SUPPLIED MATERIAL |
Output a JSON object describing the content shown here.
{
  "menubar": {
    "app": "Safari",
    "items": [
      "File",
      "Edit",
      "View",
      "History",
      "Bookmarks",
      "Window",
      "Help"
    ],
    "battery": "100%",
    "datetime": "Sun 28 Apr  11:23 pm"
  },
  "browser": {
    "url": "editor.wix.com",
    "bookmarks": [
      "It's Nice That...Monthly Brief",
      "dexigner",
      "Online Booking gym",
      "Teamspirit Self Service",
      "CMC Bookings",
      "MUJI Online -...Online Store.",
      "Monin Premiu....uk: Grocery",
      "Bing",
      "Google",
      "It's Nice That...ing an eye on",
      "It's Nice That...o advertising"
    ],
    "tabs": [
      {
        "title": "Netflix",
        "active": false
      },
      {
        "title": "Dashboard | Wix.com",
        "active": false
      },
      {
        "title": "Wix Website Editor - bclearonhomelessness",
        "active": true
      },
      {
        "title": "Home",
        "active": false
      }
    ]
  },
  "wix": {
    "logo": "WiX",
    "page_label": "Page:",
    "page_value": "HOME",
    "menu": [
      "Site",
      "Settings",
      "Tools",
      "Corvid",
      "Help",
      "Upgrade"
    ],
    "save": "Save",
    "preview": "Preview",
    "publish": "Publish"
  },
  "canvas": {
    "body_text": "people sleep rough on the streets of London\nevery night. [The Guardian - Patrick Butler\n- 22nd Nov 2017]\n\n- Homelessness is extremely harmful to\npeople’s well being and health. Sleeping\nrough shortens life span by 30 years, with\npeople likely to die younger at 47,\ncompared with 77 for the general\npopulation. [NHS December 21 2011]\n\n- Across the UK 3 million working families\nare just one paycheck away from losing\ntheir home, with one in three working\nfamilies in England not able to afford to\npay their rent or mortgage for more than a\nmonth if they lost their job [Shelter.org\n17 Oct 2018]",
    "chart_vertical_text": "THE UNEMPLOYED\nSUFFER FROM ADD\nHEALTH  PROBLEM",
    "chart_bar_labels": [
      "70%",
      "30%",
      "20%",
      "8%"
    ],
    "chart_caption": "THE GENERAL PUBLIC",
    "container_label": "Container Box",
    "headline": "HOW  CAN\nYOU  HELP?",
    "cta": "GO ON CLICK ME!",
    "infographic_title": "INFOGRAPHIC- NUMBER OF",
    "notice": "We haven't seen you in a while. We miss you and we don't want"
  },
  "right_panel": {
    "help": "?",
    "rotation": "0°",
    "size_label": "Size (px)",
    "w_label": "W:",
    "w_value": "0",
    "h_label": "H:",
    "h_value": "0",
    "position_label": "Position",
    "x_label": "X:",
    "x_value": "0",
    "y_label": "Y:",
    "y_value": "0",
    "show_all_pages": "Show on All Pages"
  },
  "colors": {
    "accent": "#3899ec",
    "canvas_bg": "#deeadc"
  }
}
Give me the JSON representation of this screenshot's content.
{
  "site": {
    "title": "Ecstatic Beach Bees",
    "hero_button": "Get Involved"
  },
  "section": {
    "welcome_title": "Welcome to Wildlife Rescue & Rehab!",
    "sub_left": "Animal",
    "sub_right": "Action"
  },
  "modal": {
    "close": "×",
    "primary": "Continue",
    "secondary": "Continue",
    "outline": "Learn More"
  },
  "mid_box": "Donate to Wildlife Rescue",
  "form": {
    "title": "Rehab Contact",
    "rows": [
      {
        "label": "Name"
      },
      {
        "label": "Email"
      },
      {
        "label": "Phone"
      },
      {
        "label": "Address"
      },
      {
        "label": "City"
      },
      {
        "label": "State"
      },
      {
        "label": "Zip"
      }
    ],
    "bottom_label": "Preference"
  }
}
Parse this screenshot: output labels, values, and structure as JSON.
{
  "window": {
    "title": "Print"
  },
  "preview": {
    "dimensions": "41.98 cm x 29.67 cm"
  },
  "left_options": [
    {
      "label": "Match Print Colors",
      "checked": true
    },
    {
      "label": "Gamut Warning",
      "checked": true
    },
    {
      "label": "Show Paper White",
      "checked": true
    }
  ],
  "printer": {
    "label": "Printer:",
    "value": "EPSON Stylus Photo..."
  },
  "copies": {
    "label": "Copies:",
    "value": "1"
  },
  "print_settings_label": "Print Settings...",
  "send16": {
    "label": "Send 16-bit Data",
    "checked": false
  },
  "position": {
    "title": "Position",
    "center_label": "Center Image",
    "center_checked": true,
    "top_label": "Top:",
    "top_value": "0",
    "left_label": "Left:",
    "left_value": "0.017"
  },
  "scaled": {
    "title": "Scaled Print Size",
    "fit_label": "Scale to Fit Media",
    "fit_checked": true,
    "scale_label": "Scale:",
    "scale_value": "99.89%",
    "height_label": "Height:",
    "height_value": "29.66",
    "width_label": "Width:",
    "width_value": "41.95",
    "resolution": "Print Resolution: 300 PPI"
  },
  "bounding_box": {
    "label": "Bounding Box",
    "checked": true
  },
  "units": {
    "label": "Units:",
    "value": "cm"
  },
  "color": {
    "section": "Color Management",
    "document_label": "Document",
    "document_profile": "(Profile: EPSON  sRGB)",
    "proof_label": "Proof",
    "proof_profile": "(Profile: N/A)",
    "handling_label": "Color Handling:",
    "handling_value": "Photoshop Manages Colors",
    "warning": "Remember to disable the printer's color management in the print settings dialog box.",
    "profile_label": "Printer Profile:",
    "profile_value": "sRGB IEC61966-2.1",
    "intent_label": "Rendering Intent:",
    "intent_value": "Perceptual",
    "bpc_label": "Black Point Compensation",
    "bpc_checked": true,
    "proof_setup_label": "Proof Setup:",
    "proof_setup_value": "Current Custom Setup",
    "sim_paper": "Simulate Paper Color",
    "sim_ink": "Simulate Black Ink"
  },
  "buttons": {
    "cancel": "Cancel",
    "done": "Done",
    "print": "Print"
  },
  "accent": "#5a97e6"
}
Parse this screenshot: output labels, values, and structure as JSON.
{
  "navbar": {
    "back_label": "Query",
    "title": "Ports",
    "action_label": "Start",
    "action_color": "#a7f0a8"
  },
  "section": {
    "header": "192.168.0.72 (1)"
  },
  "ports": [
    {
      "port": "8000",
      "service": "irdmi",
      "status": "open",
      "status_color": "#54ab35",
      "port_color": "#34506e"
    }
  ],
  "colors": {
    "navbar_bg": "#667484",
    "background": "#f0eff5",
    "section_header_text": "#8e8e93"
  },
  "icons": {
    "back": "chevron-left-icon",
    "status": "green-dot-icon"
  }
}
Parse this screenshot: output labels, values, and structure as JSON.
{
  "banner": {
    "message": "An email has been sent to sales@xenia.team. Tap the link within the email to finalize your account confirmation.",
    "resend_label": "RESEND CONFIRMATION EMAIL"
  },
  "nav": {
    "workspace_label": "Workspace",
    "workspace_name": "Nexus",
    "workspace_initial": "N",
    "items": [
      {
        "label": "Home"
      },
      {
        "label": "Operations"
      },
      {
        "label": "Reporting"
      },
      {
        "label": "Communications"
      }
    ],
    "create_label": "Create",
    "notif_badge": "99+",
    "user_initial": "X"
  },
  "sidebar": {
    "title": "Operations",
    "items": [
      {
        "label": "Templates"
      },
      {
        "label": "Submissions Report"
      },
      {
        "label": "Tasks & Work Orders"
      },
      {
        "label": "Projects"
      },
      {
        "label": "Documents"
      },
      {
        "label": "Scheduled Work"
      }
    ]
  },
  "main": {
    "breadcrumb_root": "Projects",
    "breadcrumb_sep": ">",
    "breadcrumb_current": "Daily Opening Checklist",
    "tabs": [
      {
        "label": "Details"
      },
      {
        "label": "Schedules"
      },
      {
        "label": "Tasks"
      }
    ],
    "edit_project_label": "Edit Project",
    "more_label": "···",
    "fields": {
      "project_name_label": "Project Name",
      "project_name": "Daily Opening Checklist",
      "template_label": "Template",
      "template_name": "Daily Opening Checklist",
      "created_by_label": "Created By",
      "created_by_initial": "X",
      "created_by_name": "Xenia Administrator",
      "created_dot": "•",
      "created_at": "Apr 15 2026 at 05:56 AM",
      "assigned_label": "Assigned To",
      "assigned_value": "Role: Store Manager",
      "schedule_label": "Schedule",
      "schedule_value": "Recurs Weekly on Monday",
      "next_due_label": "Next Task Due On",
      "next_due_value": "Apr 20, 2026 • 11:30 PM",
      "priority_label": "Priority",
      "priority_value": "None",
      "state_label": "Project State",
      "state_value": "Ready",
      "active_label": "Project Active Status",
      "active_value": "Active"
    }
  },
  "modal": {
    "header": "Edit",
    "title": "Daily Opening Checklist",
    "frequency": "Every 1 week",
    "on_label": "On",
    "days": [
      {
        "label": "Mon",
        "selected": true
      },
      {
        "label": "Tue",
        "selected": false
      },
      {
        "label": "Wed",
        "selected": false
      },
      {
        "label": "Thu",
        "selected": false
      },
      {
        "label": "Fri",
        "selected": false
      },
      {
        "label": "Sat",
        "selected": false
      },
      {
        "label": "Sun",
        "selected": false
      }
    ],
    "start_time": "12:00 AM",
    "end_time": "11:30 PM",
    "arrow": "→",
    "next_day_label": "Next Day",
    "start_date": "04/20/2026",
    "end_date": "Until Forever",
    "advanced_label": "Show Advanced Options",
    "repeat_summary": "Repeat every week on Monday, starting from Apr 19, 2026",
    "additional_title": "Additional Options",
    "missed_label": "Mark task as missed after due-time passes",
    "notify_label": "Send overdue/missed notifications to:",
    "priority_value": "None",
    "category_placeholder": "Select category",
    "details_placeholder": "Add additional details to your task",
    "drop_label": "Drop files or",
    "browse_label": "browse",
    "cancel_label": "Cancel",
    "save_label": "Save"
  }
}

OBJECTIVE | Filter the listing above for the string "true" and copy every matching line.

SOLUTION TO THIS EXERCISE |
        "active": true
      "checked": true
      "checked": true
      "checked": true
    "center_checked": true,
    "fit_checked": true,
    "checked": true
    "bpc_checked": true,
        "selected": true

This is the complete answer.